### [Short task]
Reproduce every entry in the listing without alteration.

==== Material for this task ====

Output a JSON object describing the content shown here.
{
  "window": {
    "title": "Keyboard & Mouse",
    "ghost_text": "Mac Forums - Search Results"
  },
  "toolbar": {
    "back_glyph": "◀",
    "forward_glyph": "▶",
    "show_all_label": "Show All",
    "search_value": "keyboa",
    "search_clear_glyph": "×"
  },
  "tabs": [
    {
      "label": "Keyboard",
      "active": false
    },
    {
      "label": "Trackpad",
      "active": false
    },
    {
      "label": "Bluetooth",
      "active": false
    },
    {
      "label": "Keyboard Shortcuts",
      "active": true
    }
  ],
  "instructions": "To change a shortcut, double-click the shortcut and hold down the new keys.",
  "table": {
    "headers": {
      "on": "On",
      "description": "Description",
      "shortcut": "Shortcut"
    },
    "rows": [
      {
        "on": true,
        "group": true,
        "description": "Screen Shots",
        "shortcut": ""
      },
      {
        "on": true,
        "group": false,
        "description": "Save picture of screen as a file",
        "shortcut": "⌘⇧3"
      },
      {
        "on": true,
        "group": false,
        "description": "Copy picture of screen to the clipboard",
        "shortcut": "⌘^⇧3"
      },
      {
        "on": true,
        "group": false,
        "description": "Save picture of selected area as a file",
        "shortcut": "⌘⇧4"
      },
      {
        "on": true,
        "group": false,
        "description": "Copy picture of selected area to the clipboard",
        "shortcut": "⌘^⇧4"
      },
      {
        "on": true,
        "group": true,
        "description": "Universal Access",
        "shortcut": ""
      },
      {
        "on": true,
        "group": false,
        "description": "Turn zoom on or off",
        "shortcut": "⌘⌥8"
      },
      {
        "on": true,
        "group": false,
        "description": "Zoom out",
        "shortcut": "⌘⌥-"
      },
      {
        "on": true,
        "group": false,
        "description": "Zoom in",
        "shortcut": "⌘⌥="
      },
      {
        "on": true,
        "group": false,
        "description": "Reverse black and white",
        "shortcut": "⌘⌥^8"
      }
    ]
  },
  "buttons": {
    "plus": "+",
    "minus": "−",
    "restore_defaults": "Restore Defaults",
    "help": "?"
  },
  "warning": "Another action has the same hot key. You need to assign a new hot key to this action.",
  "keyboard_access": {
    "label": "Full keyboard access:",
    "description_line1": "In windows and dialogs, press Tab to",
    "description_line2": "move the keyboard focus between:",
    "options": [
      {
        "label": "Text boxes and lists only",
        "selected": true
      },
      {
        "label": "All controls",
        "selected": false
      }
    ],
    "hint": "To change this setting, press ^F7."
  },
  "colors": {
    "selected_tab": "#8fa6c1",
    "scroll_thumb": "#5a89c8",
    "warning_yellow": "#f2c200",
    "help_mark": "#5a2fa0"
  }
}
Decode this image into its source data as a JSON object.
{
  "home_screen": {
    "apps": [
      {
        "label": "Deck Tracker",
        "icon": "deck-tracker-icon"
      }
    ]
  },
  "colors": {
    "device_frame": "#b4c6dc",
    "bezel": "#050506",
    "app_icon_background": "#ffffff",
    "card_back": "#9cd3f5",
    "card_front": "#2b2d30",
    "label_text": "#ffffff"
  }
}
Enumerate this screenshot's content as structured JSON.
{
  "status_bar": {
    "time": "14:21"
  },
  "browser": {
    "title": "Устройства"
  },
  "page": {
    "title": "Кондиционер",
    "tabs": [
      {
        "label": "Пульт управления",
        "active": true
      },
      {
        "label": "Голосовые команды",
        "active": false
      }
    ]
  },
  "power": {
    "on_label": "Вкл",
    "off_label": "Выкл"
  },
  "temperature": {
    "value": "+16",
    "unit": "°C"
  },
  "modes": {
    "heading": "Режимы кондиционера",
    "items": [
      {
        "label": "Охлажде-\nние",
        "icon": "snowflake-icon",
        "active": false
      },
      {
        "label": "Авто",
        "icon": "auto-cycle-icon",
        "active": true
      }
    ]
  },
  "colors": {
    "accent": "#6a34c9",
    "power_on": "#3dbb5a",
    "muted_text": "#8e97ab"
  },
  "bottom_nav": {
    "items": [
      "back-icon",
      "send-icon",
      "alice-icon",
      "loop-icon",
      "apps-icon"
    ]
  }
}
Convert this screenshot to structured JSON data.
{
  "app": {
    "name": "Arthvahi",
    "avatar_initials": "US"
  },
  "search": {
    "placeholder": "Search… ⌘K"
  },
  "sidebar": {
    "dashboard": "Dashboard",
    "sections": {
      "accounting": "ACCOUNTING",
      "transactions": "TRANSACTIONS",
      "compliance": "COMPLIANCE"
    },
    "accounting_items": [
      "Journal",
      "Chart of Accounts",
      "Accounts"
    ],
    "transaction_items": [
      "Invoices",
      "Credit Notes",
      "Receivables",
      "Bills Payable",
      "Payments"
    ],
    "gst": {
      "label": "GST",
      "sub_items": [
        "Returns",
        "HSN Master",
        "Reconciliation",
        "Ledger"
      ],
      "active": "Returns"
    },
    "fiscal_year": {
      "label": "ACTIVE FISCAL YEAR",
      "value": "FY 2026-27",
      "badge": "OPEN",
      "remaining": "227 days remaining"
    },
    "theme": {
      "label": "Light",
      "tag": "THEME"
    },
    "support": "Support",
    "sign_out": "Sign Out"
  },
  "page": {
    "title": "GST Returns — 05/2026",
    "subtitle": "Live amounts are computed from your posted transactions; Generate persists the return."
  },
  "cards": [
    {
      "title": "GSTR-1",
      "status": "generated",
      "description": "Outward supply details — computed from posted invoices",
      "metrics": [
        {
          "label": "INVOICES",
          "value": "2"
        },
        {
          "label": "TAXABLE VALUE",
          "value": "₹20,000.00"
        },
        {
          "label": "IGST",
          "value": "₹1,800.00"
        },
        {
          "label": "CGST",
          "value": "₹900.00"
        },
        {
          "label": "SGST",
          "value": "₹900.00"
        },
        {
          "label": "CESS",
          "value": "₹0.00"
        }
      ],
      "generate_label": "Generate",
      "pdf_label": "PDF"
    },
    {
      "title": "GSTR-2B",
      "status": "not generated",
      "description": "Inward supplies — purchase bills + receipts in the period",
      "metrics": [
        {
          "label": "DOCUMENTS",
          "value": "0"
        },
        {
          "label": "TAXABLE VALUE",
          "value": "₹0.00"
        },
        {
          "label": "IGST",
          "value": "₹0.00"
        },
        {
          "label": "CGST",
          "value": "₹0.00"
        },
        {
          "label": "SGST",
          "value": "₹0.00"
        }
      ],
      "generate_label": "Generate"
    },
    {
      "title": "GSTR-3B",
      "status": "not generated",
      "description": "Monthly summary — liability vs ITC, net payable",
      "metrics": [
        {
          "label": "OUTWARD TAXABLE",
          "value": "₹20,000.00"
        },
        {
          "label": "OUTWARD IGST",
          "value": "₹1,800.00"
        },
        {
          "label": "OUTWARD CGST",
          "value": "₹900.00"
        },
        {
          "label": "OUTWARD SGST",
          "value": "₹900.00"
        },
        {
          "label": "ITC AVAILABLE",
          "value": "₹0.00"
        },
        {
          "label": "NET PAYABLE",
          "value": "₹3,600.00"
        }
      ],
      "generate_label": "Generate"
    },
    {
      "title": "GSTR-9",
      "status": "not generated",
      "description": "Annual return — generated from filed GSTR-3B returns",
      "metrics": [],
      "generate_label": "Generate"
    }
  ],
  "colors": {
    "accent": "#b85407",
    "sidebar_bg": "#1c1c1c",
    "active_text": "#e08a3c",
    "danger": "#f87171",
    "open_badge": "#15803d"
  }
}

====

### [Response]
Output a JSON object describing the content shown here.
{
  "window": {
    "title": "Keyboard & Mouse",
    "ghost_text": "Mac Forums - Search Results"
  },
  "toolbar": {
    "back_glyph": "◀",
    "forward_glyph": "▶",
    "show_all_label": "Show All",
    "search_value": "keyboa",
    "search_clear_glyph": "×"
  },
  "tabs": [
    {
      "label": "Keyboard",
      "active": false
    },
    {
      "label": "Trackpad",
      "active": false
    },
    {
      "label": "Bluetooth",
      "active": false
    },
    {
      "label": "Keyboard Shortcuts",
      "active": true
    }
  ],
  "instructions": "To change a shortcut, double-click the shortcut and hold down the new keys.",
  "table": {
    "headers": {
      "on": "On",
      "description": "Description",
      "shortcut": "Shortcut"
    },
    "rows": [
      {
        "on": true,
        "group": true,
        "description": "Screen Shots",
        "shortcut": ""
      },
      {
        "on": true,
        "group": false,
        "description": "Save picture of screen as a file",
        "shortcut": "⌘⇧3"
      },
      {
        "on": true,
        "group": false,
        "description": "Copy picture of screen to the clipboard",
        "shortcut": "⌘^⇧3"
      },
      {
        "on": true,
        "group": false,
        "description": "Save picture of selected area as a file",
        "shortcut": "⌘⇧4"
      },
      {
        "on": true,
        "group": false,
        "description": "Copy picture of selected area to the clipboard",
        "shortcut": "⌘^⇧4"
      },
      {
        "on": true,
        "group": true,
        "description": "Universal Access",
        "shortcut": ""
      },
      {
        "on": true,
        "group": false,
        "description": "Turn zoom on or off",
        "shortcut": "⌘⌥8"
      },
      {
        "on": true,
        "group": false,
        "description": "Zoom out",
        "shortcut": "⌘⌥-"
      },
      {
        "on": true,
        "group": false,
        "description": "Zoom in",
        "shortcut": "⌘⌥="
      },
      {
        "on": true,
        "group": false,
        "description": "Reverse black and white",
        "shortcut": "⌘⌥^8"
      }
    ]
  },
  "buttons": {
    "plus": "+",
    "minus": "−",
    "restore_defaults": "Restore Defaults",
    "help": "?"
  },
  "warning": "Another action has the same hot key. You need to assign a new hot key to this action.",
  "keyboard_access": {
    "label": "Full keyboard access:",
    "description_line1": "In windows and dialogs, press Tab to",
    "description_line2": "move the keyboard focus between:",
    "options": [
      {
        "label": "Text boxes and lists only",
        "selected": true
      },
      {
        "label": "All controls",
        "selected": false
      }
    ],
    "hint": "To change this setting, press ^F7."
  },
  "colors": {
    "selected_tab": "#8fa6c1",
    "scroll_thumb": "#5a89c8",
    "warning_yellow": "#f2c200",
    "help_mark": "#5a2fa0"
  }
}
Decode this image into its source data as a JSON object.
{
  "home_screen": {
    "apps": [
      {
        "label": "Deck Tracker",
        "icon": "deck-tracker-icon"
      }
    ]
  },
  "colors": {
    "device_frame": "#b4c6dc",
    "bezel": "#050506",
    "app_icon_background": "#ffffff",
    "card_back": "#9cd3f5",
    "card_front": "#2b2d30",
    "label_text": "#ffffff"
  }
}
Enumerate this screenshot's content as structured JSON.
{
  "status_bar": {
    "time": "14:21"
  },
  "browser": {
    "title": "Устройства"
  },
  "page": {
    "title": "Кондиционер",
    "tabs": [
      {
        "label": "Пульт управления",
        "active": true
      },
      {
        "label": "Голосовые команды",
        "active": false
      }
    ]
  },
  "power": {
    "on_label": "Вкл",
    "off_label": "Выкл"
  },
  "temperature": {
    "value": "+16",
    "unit": "°C"
  },
  "modes": {
    "heading": "Режимы кондиционера",
    "items": [
      {
        "label": "Охлажде-\nние",
        "icon": "snowflake-icon",
        "active": false
      },
      {
        "label": "Авто",
        "icon": "auto-cycle-icon",
        "active": true
      }
    ]
  },
  "colors": {
    "accent": "#6a34c9",
    "power_on": "#3dbb5a",
    "muted_text": "#8e97ab"
  },
  "bottom_nav": {
    "items": [
      "back-icon",
      "send-icon",
      "alice-icon",
      "loop-icon",
      "apps-icon"
    ]
  }
}
Convert this screenshot to structured JSON data.
{
  "app": {
    "name": "Arthvahi",
    "avatar_initials": "US"
  },
  "search": {
    "placeholder": "Search… ⌘K"
  },
  "sidebar": {
    "dashboard": "Dashboard",
    "sections": {
      "accounting": "ACCOUNTING",
      "transactions": "TRANSACTIONS",
      "compliance": "COMPLIANCE"
    },
    "accounting_items": [
      "Journal",
      "Chart of Accounts",
      "Accounts"
    ],
    "transaction_items": [
      "Invoices",
      "Credit Notes",
      "Receivables",
      "Bills Payable",
      "Payments"
    ],
    "gst": {
      "label": "GST",
      "sub_items": [
        "Returns",
        "HSN Master",
        "Reconciliation",
        "Ledger"
      ],
      "active": "Returns"
    },
    "fiscal_year": {
      "label": "ACTIVE FISCAL YEAR",
      "value": "FY 2026-27",
      "badge": "OPEN",
      "remaining": "227 days remaining"
    },
    "theme": {
      "label": "Light",
      "tag": "THEME"
    },
    "support": "Support",
    "sign_out": "Sign Out"
  },
  "page": {
    "title": "GST Returns — 05/2026",
    "subtitle": "Live amounts are computed from your posted transactions; Generate persists the return."
  },
  "cards": [
    {
      "title": "GSTR-1",
      "status": "generated",
      "description": "Outward supply details — computed from posted invoices",
      "metrics": [
        {
          "label": "INVOICES",
          "value": "2"
        },
        {
          "label": "TAXABLE VALUE",
          "value": "₹20,000.00"
        },
        {
          "label": "IGST",
          "value": "₹1,800.00"
        },
        {
          "label": "CGST",
          "value": "₹900.00"
        },
        {
          "label": "SGST",
          "value": "₹900.00"
        },
        {
          "label": "CESS",
          "value": "₹0.00"
        }
      ],
      "generate_label": "Generate",
      "pdf_label": "PDF"
    },
    {
      "title": "GSTR-2B",
      "status": "not generated",
      "description": "Inward supplies — purchase bills + receipts in the period",
      "metrics": [
        {
          "label": "DOCUMENTS",
          "value": "0"
        },
        {
          "label": "TAXABLE VALUE",
          "value": "₹0.00"
        },
        {
          "label": "IGST",
          "value": "₹0.00"
        },
        {
          "label": "CGST",
          "value": "₹0.00"
        },
        {
          "label": "SGST",
          "value": "₹0.00"
        }
      ],
      "generate_label": "Generate"
    },
    {
      "title": "GSTR-3B",
      "status": "not generated",
      "description": "Monthly summary — liability vs ITC, net payable",
      "metrics": [
        {
          "label": "OUTWARD TAXABLE",
          "value": "₹20,000.00"
        },
        {
          "label": "OUTWARD IGST",
          "value": "₹1,800.00"
        },
        {
          "label": "OUTWARD CGST",
          "value": "₹900.00"
        },
        {
          "label": "OUTWARD SGST",
          "value": "₹900.00"
        },
        {
          "label": "ITC AVAILABLE",
          "value": "₹0.00"
        },
        {
          "label": "NET PAYABLE",
          "value": "₹3,600.00"
        }
      ],
      "generate_label": "Generate"
    },
    {
      "title": "GSTR-9",
      "status": "not generated",
      "description": "Annual return — generated from filed GSTR-3B returns",
      "metrics": [],
      "generate_label": "Generate"
    }
  ],
  "colors": {
    "accent": "#b85407",
    "sidebar_bg": "#1c1c1c",
    "active_text": "#e08a3c",
    "danger": "#f87171",
    "open_badge": "#15803d"
  }
}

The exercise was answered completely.